* _SHORT PROBLEM_
Pull each line holding the word "total" from the data.

* _MATERIALS PROVIDED_
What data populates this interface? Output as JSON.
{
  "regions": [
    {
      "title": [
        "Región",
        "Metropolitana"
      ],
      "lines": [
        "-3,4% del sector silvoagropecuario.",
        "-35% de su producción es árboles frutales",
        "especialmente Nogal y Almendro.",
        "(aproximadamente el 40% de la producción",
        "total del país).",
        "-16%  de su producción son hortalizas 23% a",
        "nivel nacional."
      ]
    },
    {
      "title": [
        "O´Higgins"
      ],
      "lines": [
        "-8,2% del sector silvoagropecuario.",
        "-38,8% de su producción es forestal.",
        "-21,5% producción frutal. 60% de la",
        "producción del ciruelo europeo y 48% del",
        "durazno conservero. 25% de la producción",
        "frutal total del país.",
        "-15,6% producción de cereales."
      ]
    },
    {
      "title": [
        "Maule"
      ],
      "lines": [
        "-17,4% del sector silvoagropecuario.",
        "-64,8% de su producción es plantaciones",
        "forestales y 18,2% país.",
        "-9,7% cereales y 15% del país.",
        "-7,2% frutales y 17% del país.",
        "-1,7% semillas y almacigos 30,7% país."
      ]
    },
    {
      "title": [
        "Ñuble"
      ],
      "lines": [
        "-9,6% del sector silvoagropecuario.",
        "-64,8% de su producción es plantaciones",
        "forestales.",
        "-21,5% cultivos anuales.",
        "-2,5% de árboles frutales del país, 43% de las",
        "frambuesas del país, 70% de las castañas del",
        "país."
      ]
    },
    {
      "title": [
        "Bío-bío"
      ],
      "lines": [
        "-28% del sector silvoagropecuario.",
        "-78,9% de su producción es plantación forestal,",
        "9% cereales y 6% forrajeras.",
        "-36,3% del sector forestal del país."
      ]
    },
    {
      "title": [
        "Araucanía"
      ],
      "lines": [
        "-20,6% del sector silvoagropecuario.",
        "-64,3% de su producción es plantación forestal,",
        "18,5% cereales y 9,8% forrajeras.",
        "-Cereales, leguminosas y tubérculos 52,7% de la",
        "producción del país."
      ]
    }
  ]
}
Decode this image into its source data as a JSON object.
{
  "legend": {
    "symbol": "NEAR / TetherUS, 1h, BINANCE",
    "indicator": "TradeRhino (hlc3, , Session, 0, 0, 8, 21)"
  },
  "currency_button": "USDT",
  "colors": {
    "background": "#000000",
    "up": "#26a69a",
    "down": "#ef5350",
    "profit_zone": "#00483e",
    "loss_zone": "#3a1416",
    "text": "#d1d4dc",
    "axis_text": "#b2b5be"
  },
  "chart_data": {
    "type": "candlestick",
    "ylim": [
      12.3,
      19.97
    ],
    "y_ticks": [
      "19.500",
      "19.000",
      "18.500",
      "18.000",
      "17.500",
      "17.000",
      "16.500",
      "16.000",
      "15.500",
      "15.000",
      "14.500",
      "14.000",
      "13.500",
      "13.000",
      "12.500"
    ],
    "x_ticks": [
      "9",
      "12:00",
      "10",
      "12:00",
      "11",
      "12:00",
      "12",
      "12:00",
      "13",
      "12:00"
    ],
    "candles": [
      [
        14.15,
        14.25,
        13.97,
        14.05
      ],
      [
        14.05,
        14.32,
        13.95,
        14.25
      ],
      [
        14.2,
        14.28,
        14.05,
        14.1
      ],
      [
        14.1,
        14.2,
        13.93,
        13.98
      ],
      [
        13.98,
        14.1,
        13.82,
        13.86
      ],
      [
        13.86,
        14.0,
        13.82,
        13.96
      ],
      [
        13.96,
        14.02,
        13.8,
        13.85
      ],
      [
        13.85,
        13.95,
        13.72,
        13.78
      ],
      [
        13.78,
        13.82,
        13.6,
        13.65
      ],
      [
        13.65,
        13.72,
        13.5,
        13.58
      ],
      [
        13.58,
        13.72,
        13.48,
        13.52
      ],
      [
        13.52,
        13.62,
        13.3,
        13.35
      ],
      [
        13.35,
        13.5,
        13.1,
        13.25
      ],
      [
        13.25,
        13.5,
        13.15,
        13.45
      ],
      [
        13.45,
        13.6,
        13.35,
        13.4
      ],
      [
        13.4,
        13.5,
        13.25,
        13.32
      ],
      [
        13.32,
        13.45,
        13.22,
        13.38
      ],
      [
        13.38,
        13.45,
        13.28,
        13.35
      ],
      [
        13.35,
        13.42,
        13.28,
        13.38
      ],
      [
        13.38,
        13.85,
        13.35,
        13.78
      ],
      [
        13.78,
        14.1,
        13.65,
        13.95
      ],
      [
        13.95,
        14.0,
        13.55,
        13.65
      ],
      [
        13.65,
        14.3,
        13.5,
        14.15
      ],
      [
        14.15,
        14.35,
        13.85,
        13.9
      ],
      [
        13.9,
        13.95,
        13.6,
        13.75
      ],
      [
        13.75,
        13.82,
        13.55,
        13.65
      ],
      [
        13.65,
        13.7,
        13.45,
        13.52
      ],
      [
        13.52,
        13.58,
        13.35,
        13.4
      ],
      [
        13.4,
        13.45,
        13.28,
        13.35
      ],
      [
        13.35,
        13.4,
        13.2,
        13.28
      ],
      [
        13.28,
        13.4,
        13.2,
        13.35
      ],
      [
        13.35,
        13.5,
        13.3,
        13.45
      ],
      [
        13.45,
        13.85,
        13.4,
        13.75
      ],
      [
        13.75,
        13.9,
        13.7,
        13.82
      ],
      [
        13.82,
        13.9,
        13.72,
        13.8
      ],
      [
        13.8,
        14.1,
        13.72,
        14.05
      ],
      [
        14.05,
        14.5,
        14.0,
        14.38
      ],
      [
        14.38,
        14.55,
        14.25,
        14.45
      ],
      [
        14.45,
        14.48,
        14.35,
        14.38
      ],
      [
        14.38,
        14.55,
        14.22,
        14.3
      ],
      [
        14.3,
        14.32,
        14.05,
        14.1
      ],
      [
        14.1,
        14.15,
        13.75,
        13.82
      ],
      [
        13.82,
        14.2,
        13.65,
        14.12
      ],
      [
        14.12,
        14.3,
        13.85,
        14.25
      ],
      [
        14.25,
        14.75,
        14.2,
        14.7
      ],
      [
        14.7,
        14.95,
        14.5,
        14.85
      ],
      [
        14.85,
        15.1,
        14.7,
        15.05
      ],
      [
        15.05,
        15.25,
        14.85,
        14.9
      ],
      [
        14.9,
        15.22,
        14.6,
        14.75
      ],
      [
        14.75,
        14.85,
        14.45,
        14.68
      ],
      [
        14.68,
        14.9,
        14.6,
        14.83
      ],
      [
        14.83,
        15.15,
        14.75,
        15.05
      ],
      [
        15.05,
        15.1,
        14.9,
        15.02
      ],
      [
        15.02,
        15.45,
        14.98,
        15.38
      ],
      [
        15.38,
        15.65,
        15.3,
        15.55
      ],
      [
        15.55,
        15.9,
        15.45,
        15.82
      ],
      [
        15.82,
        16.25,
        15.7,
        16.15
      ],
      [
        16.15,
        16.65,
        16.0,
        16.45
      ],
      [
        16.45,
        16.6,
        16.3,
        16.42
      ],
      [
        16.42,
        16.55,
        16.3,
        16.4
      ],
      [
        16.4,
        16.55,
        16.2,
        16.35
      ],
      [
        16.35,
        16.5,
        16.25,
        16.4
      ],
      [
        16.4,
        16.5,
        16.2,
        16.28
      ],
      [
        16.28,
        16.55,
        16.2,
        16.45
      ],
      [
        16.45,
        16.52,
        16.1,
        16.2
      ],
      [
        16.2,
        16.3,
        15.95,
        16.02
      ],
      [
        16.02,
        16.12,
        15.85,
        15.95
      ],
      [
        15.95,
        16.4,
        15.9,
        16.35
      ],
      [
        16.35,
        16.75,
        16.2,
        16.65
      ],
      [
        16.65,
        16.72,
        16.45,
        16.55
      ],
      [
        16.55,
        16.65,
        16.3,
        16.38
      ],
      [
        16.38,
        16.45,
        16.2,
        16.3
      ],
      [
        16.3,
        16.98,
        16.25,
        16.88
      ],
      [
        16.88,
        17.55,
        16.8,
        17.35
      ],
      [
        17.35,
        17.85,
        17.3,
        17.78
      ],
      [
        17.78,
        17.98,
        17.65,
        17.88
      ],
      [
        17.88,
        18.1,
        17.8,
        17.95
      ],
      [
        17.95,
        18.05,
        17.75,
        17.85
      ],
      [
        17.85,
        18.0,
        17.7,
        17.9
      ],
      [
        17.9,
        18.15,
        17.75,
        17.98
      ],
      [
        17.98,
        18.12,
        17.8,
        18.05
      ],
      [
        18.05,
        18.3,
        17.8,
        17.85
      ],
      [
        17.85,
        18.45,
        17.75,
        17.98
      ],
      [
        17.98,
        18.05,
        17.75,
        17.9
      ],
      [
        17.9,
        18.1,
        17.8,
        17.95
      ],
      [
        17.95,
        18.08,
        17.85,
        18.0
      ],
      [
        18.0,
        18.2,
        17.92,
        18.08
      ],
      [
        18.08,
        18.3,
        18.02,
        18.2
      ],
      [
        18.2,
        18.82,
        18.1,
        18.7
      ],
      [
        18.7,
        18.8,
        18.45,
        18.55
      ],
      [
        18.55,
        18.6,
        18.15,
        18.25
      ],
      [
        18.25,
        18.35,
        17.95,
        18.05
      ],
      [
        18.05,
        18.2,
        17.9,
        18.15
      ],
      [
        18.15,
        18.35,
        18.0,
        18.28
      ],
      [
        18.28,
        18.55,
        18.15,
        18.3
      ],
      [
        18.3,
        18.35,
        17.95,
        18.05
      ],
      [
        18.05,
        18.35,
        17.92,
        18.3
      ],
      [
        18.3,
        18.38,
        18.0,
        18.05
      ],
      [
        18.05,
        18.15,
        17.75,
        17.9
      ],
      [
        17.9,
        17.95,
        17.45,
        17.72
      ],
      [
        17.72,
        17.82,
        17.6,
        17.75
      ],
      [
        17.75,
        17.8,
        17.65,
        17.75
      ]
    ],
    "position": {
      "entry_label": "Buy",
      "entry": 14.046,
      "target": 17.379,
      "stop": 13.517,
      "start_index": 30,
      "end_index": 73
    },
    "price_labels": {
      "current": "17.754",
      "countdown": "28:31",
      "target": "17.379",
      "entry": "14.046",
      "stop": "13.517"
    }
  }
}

* _IN RESPONSE_
        "total del país).",
        "frutal total del país.",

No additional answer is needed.